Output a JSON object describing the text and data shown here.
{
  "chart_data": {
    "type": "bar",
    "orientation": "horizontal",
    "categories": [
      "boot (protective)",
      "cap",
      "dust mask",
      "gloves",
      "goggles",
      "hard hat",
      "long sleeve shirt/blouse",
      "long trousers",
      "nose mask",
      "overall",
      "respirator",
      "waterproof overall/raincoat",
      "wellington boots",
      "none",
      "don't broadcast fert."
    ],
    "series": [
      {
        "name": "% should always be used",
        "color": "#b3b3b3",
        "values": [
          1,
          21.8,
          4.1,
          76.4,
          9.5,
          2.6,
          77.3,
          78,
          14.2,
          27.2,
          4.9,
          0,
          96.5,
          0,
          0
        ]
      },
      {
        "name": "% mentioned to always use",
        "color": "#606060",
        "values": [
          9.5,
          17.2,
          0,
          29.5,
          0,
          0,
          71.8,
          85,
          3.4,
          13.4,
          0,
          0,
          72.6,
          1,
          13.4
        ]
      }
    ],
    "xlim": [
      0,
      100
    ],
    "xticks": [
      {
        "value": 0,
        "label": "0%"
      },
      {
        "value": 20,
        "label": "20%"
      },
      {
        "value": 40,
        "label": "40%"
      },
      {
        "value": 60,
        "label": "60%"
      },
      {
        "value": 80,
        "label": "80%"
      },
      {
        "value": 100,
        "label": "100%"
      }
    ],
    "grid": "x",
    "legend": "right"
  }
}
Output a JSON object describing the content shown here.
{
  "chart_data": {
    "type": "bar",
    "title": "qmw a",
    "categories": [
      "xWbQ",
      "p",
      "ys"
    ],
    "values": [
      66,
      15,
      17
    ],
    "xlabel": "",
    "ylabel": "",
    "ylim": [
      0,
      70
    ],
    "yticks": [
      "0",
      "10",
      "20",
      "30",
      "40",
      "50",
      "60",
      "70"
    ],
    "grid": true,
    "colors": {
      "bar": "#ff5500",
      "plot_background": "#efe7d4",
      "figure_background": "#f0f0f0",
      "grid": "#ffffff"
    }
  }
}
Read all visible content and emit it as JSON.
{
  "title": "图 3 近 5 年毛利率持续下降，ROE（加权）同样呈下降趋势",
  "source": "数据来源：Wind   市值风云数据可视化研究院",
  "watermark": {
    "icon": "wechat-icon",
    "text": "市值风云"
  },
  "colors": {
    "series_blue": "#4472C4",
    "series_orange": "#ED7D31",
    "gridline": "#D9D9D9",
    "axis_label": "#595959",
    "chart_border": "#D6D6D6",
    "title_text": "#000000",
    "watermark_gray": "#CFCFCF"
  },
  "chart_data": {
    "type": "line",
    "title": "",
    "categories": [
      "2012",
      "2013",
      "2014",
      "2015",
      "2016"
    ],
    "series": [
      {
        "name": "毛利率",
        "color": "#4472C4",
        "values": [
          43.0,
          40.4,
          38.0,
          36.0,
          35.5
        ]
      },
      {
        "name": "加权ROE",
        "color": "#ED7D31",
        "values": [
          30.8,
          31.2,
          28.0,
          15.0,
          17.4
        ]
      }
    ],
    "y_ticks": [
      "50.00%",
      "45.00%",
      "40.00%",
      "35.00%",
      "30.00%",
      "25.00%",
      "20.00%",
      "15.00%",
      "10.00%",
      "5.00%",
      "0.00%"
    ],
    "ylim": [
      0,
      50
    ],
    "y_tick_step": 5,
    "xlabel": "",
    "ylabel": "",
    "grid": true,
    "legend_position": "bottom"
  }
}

-*-

_EXERCISE AIM_.
Restate every entry word for word.

_OUTPUT FOR THIS EXERCISE_.
Output a JSON object describing the text and data shown here.
{
  "chart_data": {
    "type": "bar",
    "orientation": "horizontal",
    "categories": [
      "boot (protective)",
      "cap",
      "dust mask",
      "gloves",
      "goggles",
      "hard hat",
      "long sleeve shirt/blouse",
      "long trousers",
      "nose mask",
      "overall",
      "respirator",
      "waterproof overall/raincoat",
      "wellington boots",
      "none",
      "don't broadcast fert."
    ],
    "series": [
      {
        "name": "% should always be used",
        "color": "#b3b3b3",
        "values": [
          1,
          21.8,
          4.1,
          76.4,
          9.5,
          2.6,
          77.3,
          78,
          14.2,
          27.2,
          4.9,
          0,
          96.5,
          0,
          0
        ]
      },
      {
        "name": "% mentioned to always use",
        "color": "#606060",
        "values": [
          9.5,
          17.2,
          0,
          29.5,
          0,
          0,
          71.8,
          85,
          3.4,
          13.4,
          0,
          0,
          72.6,
          1,
          13.4
        ]
      }
    ],
    "xlim": [
      0,
      100
    ],
    "xticks": [
      {
        "value": 0,
        "label": "0%"
      },
      {
        "value": 20,
        "label": "20%"
      },
      {
        "value": 40,
        "label": "40%"
      },
      {
        "value": 60,
        "label": "60%"
      },
      {
        "value": 80,
        "label": "80%"
      },
      {
        "value": 100,
        "label": "100%"
      }
    ],
    "grid": "x",
    "legend": "right"
  }
}
Output a JSON object describing the content shown here.
{
  "chart_data": {
    "type": "bar",
    "title": "qmw a",
    "categories": [
      "xWbQ",
      "p",
      "ys"
    ],
    "values": [
      66,
      15,
      17
    ],
    "xlabel": "",
    "ylabel": "",
    "ylim": [
      0,
      70
    ],
    "yticks": [
      "0",
      "10",
      "20",
      "30",
      "40",
      "50",
      "60",
      "70"
    ],
    "grid": true,
    "colors": {
      "bar": "#ff5500",
      "plot_background": "#efe7d4",
      "figure_background": "#f0f0f0",
      "grid": "#ffffff"
    }
  }
}
Read all visible content and emit it as JSON.
{
  "title": "图 3 近 5 年毛利率持续下降，ROE（加权）同样呈下降趋势",
  "source": "数据来源：Wind   市值风云数据可视化研究院",
  "watermark": {
    "icon": "wechat-icon",
    "text": "市值风云"
  },
  "colors": {
    "series_blue": "#4472C4",
    "series_orange": "#ED7D31",
    "gridline": "#D9D9D9",
    "axis_label": "#595959",
    "chart_border": "#D6D6D6",
    "title_text": "#000000",
    "watermark_gray": "#CFCFCF"
  },
  "chart_data": {
    "type": "line",
    "title": "",
    "categories": [
      "2012",
      "2013",
      "2014",
      "2015",
      "2016"
    ],
    "series": [
      {
        "name": "毛利率",
        "color": "#4472C4",
        "values": [
          43.0,
          40.4,
          38.0,
          36.0,
          35.5
        ]
      },
      {
        "name": "加权ROE",
        "color": "#ED7D31",
        "values": [
          30.8,
          31.2,
          28.0,
          15.0,
          17.4
        ]
      }
    ],
    "y_ticks": [
      "50.00%",
      "45.00%",
      "40.00%",
      "35.00%",
      "30.00%",
      "25.00%",
      "20.00%",
      "15.00%",
      "10.00%",
      "5.00%",
      "0.00%"
    ],
    "ylim": [
      0,
      50
    ],
    "y_tick_step": 5,
    "xlabel": "",
    "ylabel": "",
    "grid": true,
    "legend_position": "bottom"
  }
}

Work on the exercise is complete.